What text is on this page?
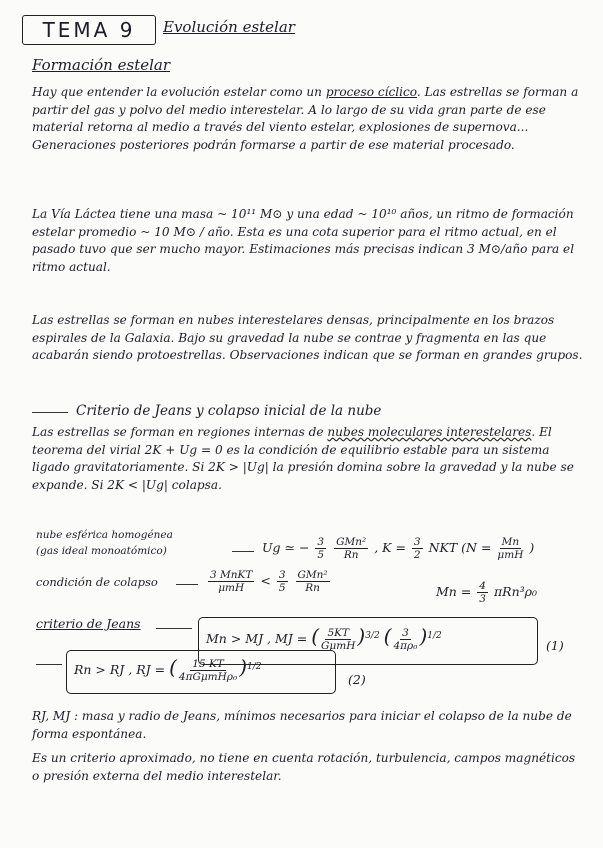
TEMA 9 Evolución estelar
Formación estelar
Hay que entender la evolución estelar como un proceso cíclico. Las estrellas se forman a partir del gas y polvo del medio interestelar. A lo largo de su vida gran parte de ese material retorna al medio a través del viento estelar, explosiones de supernova... Generaciones posteriores podrán formarse a partir de ese material procesado.
La Vía Láctea tiene una masa ~ 10¹¹ M⊙ y una edad ~ 10¹⁰ años, un ritmo de formación estelar promedio ~ 10 M⊙ / año. Esta es una cota superior para el ritmo actual, en el pasado tuvo que ser mucho mayor. Estimaciones más precisas indican 3 M⊙/año para el ritmo actual.
Las estrellas se forman en nubes interestelares densas, principalmente en los brazos espirales de la Galaxia. Bajo su gravedad la nube se contrae y fragmenta en las que acabarán siendo protoestrellas. Observaciones indican que se forman en grandes grupos.
Criterio de Jeans y colapso inicial de la nube
Las estrellas se forman en regiones internas de nubes moleculares interestelares. El teorema del virial 2K + Ug = 0 es la condición de equilibrio estable para un sistema ligado gravitatoriamente. Si 2K > |Ug| la presión domina sobre la gravedad y la nube se expande. Si 2K < |Ug| colapsa.
nube esférica homogénea
(gas ideal monoatómico)	Ug ≃ − $\frac{3}{5}$
$\frac{\text{GMn²}}{Rn}$ , $K = \frac{3}{2}$ NKT ($N = \frac{Mn}{\text{μmH}}$ )
condición de colapso	$\frac{\text{3 MnKT}}{\text{μmH}} < \frac{3}{5}$
$\frac{\text{GMn²}}{Rn}$	$Mn = \frac{4}{3} \pi Rn^3\rho_0$
criterio de Jeans
Mn > MJ , MJ = ( $\frac{5KT}{\text{GμmH}} )^{3/2}$ ( $\frac{3}{\text{4πρ₀}} )^{1/2}$
(1)
Rn > RJ , RJ = ( $\frac{15 KT}{\text{4πGμmHρ₀}} )^{1/2}$
(2)
RJ, MJ : masa y radio de Jeans, mínimos necesarios para iniciar el colapso de la nube de forma espontánea.
Es un criterio aproximado, no tiene en cuenta rotación, turbulencia, campos magnéticos o presión externa del medio interestelar.
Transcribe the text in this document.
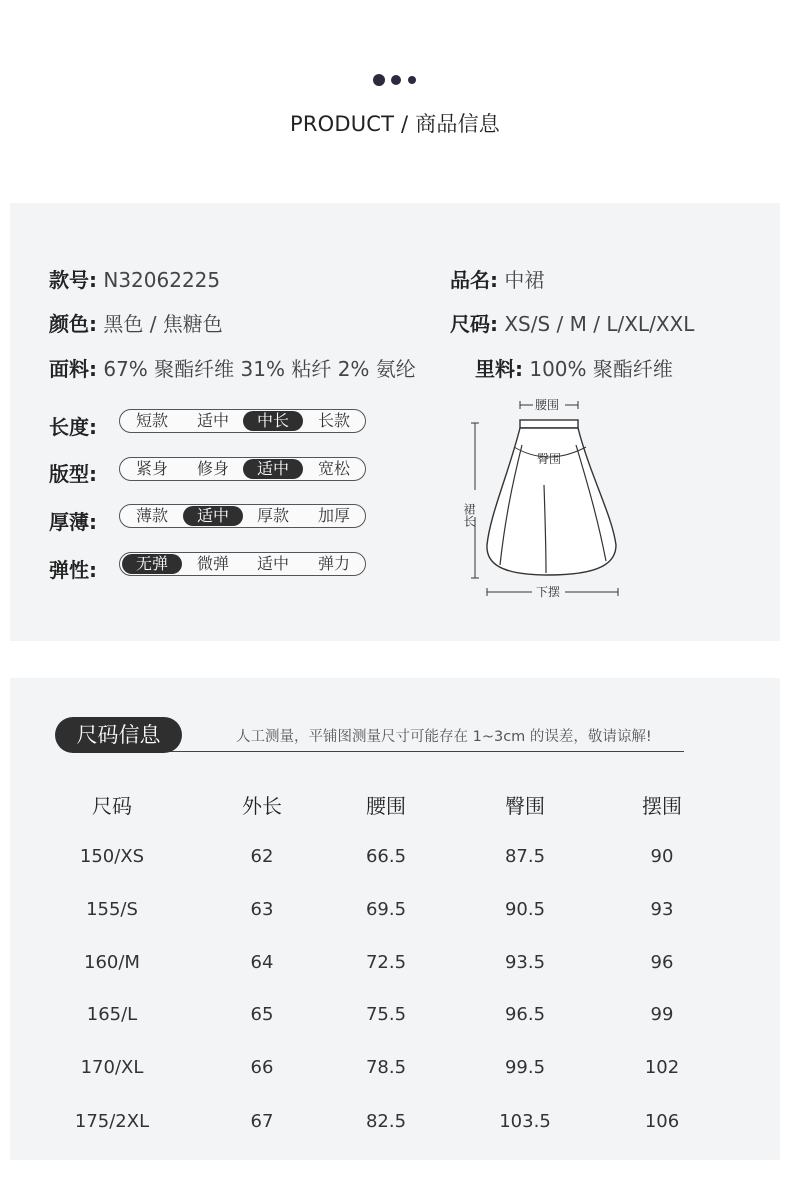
PRODUCT / 商品信息
款号: N32062225	品名: 中裙
颜色: 黑色 / 焦糖色	尺码: XS/S / M / L/XL/XXL
面料: 67% 聚酯纤维 31% 粘纤 2% 氨纶	里料: 100% 聚酯纤维
长度:	短款	适中	中长	长款
版型:	紧身	修身	适中	宽松
厚薄:	薄款	适中	厚款	加厚
弹性:	无弹	微弹	适中	弹力
腰围
臀围
裙长
下摆
尺码信息	人工测量，平铺图测量尺寸可能存在 1~3cm 的误差，敬请谅解!
尺码	外长	腰围	臀围	摆围
150/XS	62	66.5	87.5	90
155/S	63	69.5	90.5	93
160/M	64	72.5	93.5	96
165/L	65	75.5	96.5	99
170/XL	66	78.5	99.5	102
175/2XL	67	82.5	103.5	106
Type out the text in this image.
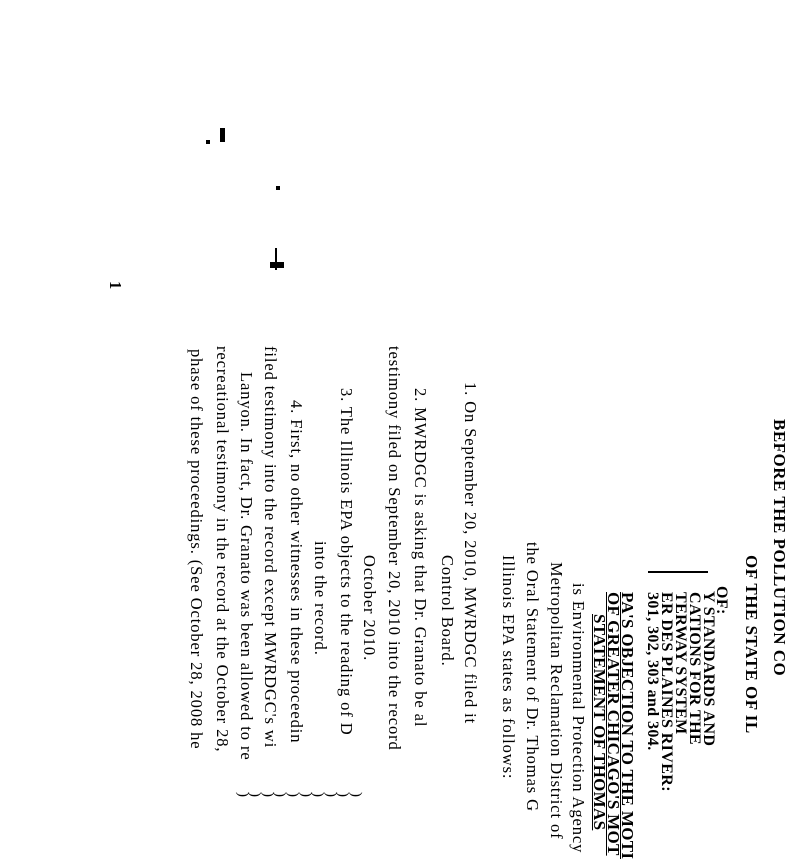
BEFORE THE POLLUTION CO
OF THE STATE OF IL
OF:
Y STANDARDS AND
CATIONS FOR THE
TERWAY SYSTEM
ER DES PLAINES RIVER:
301, 302, 303 and 304.
)
)
)
)
)
)
)
)
)
)	PA'S OBJECTION TO THE MOTI
OF GREATER CHICAGO'S MOT
STATEMENT OF THOMAS
is Environmental Protection Agency
Metropolitan Reclamation District of
the Oral Statement of Dr. Thomas G
Illinois EPA states as follows:
1. On September 20, 2010, MWRDGC filed it
Control Board.
2. MWRDGC is asking that Dr. Granato be al
testimony filed on September 20, 2010 into the record
October 2010.
3. The Illinois EPA objects to the reading of D
into the record.
4. First, no other witnesses in these proceedin
filed testimony into the record except MWRDGC's wi
Lanyon. In fact, Dr. Granato was been allowed to re
recreational testimony in the record at the October 28,
phase of these proceedings. (See October 28, 2008 he
1
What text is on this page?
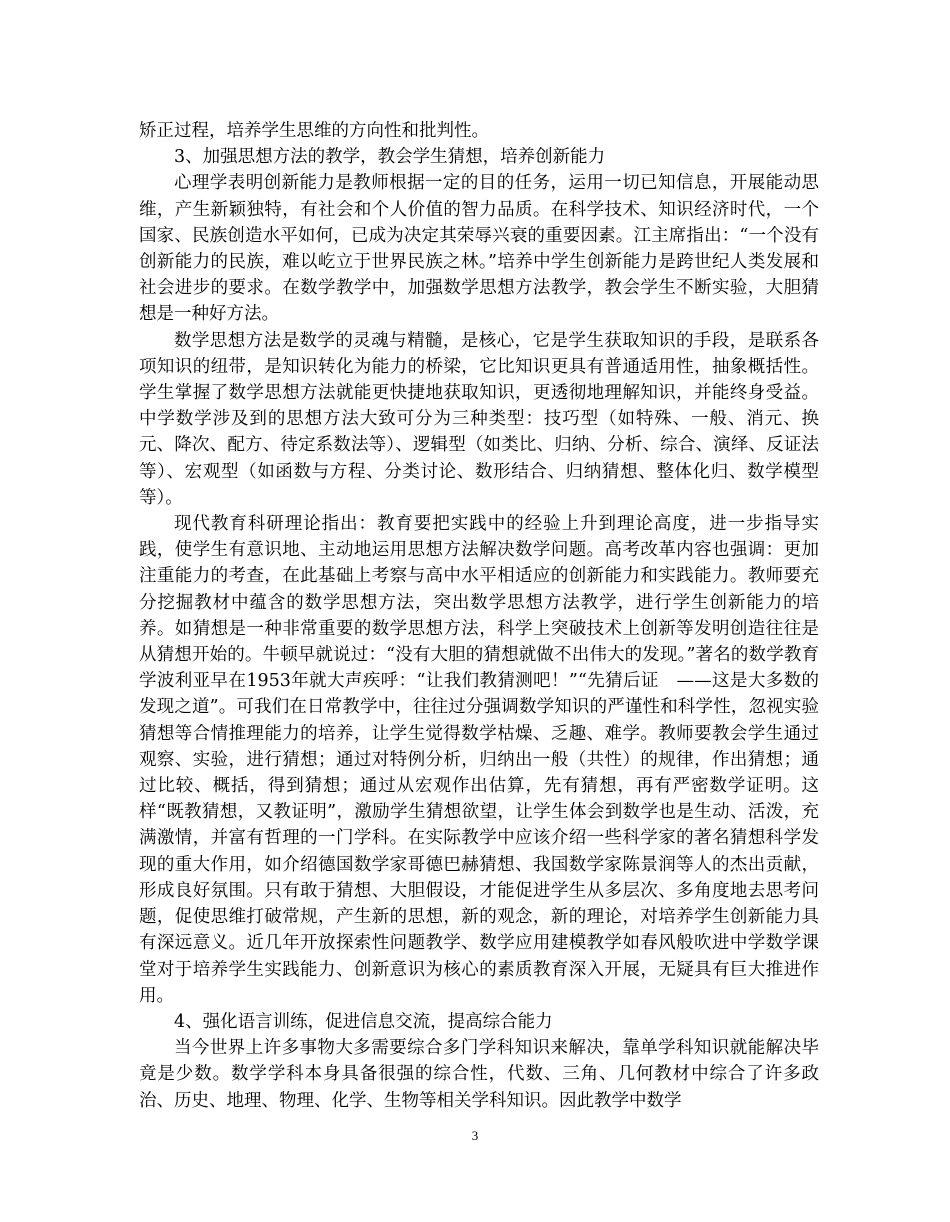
矫正过程，培养学生思维的方向性和批判性。

3、加强思想方法的教学，教会学生猜想，培养创新能力

心理学表明创新能力是教师根据一定的目的任务，运用一切已知信息，开展能动思维，产生新颖独特，有社会和个人价值的智力品质。在科学技术、知识经济时代，一个国家、民族创造水平如何，已成为决定其荣辱兴衰的重要因素。江主席指出：“一个没有创新能力的民族，难以屹立于世界民族之林。”培养中学生创新能力是跨世纪人类发展和社会进步的要求。在数学教学中，加强数学思想方法教学，教会学生不断实验，大胆猜想是一种好方法。

数学思想方法是数学的灵魂与精髓，是核心，它是学生获取知识的手段，是联系各项知识的纽带，是知识转化为能力的桥梁，它比知识更具有普通适用性，抽象概括性。学生掌握了数学思想方法就能更快捷地获取知识，更透彻地理解知识，并能终身受益。中学数学涉及到的思想方法大致可分为三种类型：技巧型（如特殊、一般、消元、换元、降次、配方、待定系数法等）、逻辑型（如类比、归纳、分析、综合、演绎、反证法等）、宏观型（如函数与方程、分类讨论、数形结合、归纳猜想、整体化归、数学模型等）。

现代教育科研理论指出：教育要把实践中的经验上升到理论高度，进一步指导实践，使学生有意识地、主动地运用思想方法解决数学问题。高考改革内容也强调：更加注重能力的考查，在此基础上考察与高中水平相适应的创新能力和实践能力。教师要充分挖掘教材中蕴含的数学思想方法，突出数学思想方法教学，进行学生创新能力的培养。如猜想是一种非常重要的数学思想方法，科学上突破技术上创新等发明创造往往是从猜想开始的。牛顿早就说过：“没有大胆的猜想就做不出伟大的发现。”著名的数学教育学波利亚早在1953年就大声疾呼：“让我们教猜测吧！”“先猜后证　——这是大多数的发现之道”。可我们在日常教学中，往往过分强调数学知识的严谨性和科学性，忽视实验猜想等合情推理能力的培养，让学生觉得数学枯燥、乏趣、难学。教师要教会学生通过观察、实验，进行猜想；通过对特例分析，归纳出一般（共性）的规律，作出猜想；通过比较、概括，得到猜想；通过从宏观作出估算，先有猜想，再有严密数学证明。这样“既教猜想，又教证明”，激励学生猜想欲望，让学生体会到数学也是生动、活泼，充满激情，并富有哲理的一门学科。在实际教学中应该介绍一些科学家的著名猜想科学发现的重大作用，如介绍德国数学家哥德巴赫猜想、我国数学家陈景润等人的杰出贡献，形成良好氛围。只有敢于猜想、大胆假设，才能促进学生从多层次、多角度地去思考问题，促使思维打破常规，产生新的思想，新的观念，新的理论，对培养学生创新能力具有深远意义。近几年开放探索性问题教学、数学应用建模教学如春风般吹进中学数学课堂对于培养学生实践能力、创新意识为核心的素质教育深入开展，无疑具有巨大推进作用。

4、强化语言训练，促进信息交流，提高综合能力

当今世界上许多事物大多需要综合多门学科知识来解决，靠单学科知识就能解决毕竟是少数。数学学科本身具备很强的综合性，代数、三角、几何教材中综合了许多政治、历史、地理、物理、化学、生物等相关学科知识。因此教学中数学

3
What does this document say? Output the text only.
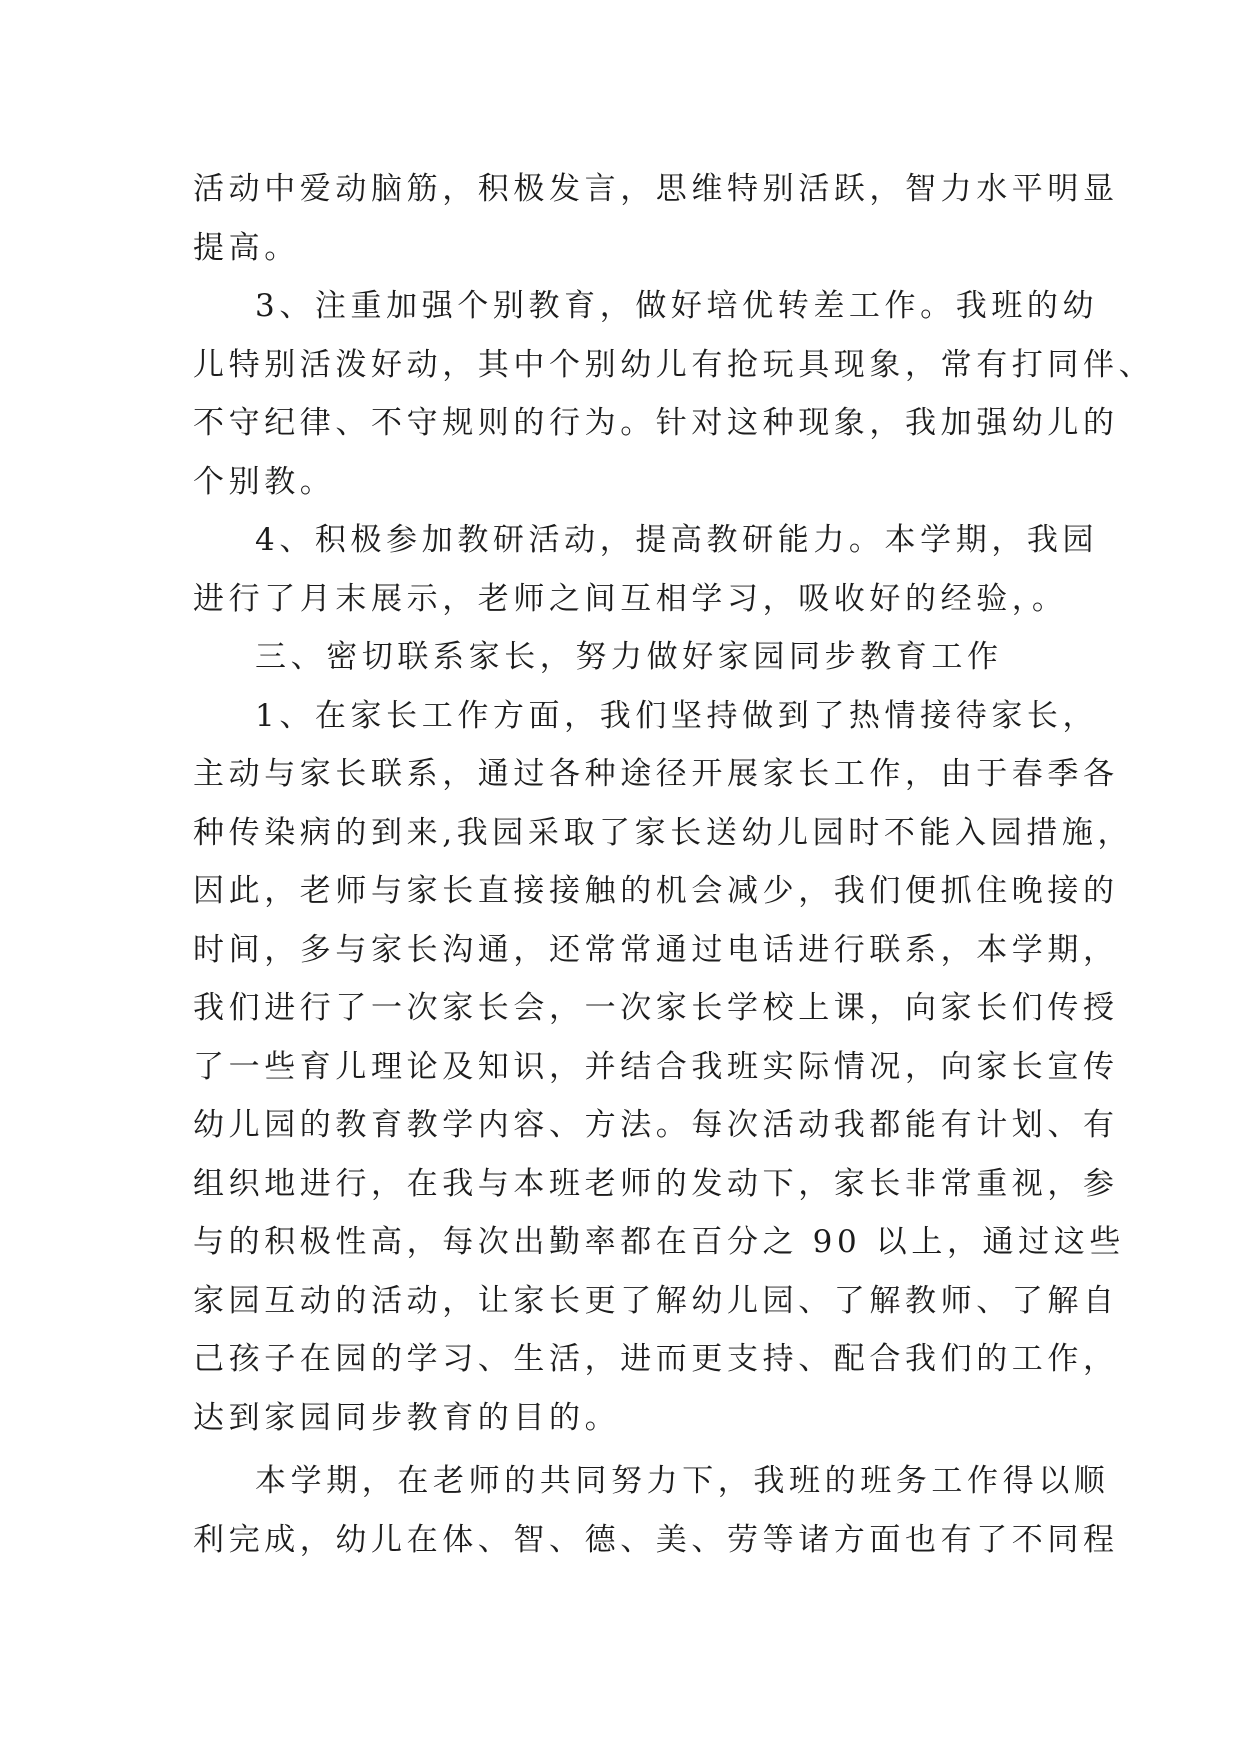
活动中爱动脑筋，积极发言，思维特别活跃，智力水平明显
提高。
3、注重加强个别教育，做好培优转差工作。我班的幼
儿特别活泼好动，其中个别幼儿有抢玩具现象，常有打同伴、
不守纪律、不守规则的行为。针对这种现象，我加强幼儿的
个别教。
4、积极参加教研活动，提高教研能力。本学期，我园
进行了月末展示，老师之间互相学习，吸收好的经验，。
三、密切联系家长，努力做好家园同步教育工作
1、在家长工作方面，我们坚持做到了热情接待家长，
主动与家长联系，通过各种途径开展家长工作，由于春季各
种传染病的到来,我园采取了家长送幼儿园时不能入园措施，
因此，老师与家长直接接触的机会减少，我们便抓住晚接的
时间，多与家长沟通，还常常通过电话进行联系，本学期，
我们进行了一次家长会，一次家长学校上课，向家长们传授
了一些育儿理论及知识，并结合我班实际情况，向家长宣传
幼儿园的教育教学内容、方法。每次活动我都能有计划、有
组织地进行，在我与本班老师的发动下，家长非常重视，参
与的积极性高，每次出勤率都在百分之 90 以上，通过这些
家园互动的活动，让家长更了解幼儿园、了解教师、了解自
己孩子在园的学习、生活，进而更支持、配合我们的工作，
达到家园同步教育的目的。
本学期，在老师的共同努力下，我班的班务工作得以顺
利完成，幼儿在体、智、德、美、劳等诸方面也有了不同程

WRITTEN EXERCISE
Check each line of the records for the word "indican" and extract those that contain it.

EXERCISE RESULT
La Vía Láctea tiene una masa ~ 10¹¹ M⊙ y una edad ~ 10¹⁰ años, un ritmo de formación estelar promedio ~ 10 M⊙ / año. Esta es una cota superior para el ritmo actual, en el pasado tuvo que ser mucho mayor. Estimaciones más precisas indican 3 M⊙/año para el ritmo actual.
Las estrellas se forman en nubes interestelares densas, principalmente en los brazos espirales de la Galaxia. Bajo su gravedad la nube se contrae y fragmenta en las que acabarán siendo protoestrellas. Observaciones indican que se forman en grandes grupos.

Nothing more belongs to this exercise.